GIVEN TASK:
Using the material below, copy every line where "target" appears.

THE RECORDS:
** start **

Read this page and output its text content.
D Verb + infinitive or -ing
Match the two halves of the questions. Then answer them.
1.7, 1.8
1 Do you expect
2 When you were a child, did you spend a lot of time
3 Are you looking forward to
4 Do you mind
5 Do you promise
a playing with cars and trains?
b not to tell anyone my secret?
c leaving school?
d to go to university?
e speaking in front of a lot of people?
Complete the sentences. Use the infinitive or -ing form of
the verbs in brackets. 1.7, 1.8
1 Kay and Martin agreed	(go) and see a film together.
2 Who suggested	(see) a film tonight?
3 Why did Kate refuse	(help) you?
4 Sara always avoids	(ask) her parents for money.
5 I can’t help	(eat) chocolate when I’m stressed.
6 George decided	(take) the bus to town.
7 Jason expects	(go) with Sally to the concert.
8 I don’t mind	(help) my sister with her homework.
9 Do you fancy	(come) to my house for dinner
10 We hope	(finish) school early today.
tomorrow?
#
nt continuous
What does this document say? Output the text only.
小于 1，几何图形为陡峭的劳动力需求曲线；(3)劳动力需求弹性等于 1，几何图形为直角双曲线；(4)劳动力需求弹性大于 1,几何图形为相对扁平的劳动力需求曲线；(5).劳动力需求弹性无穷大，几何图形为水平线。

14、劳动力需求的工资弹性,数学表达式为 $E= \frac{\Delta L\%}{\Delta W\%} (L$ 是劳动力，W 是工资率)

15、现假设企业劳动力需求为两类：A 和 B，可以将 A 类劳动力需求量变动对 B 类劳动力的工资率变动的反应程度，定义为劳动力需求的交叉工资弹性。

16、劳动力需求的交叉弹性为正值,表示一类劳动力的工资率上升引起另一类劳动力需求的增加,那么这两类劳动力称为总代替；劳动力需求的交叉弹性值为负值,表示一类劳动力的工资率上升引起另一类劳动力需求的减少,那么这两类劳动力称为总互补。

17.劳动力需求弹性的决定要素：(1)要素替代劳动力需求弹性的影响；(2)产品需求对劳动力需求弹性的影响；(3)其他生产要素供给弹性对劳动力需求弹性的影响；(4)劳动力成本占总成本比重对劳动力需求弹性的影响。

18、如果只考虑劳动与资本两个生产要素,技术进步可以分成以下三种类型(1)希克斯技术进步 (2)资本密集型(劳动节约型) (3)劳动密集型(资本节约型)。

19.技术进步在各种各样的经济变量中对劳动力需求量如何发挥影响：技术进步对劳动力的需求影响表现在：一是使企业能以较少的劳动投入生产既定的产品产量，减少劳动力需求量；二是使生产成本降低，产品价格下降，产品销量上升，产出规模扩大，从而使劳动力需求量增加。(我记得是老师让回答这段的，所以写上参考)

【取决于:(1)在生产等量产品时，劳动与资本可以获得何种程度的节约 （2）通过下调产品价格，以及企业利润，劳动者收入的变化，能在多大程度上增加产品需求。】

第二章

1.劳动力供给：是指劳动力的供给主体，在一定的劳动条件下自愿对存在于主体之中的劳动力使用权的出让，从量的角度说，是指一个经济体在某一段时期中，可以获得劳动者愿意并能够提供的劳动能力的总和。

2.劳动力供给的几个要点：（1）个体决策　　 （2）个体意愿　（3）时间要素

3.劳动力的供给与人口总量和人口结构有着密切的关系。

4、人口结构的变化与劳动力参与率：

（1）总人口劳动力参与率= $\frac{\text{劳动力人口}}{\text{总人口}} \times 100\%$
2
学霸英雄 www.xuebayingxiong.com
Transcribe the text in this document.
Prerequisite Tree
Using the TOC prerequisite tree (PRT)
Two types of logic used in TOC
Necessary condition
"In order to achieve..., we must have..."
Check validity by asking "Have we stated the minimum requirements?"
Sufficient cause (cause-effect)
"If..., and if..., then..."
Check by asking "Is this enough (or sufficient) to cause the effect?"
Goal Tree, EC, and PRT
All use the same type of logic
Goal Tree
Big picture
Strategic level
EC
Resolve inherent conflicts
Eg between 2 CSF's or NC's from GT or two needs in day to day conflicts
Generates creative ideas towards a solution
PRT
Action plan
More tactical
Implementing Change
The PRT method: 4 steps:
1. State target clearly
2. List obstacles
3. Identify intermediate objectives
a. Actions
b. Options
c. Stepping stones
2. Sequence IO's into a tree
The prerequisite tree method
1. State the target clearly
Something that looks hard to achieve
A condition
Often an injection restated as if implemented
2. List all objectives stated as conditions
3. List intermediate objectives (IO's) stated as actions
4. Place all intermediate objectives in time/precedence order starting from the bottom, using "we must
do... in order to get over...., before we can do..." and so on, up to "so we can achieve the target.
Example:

** end **

TASK OUTPUT:
1. State target clearly
1. State the target clearly
do... in order to get over...., before we can do..." and so on, up to "so we can achieve the target.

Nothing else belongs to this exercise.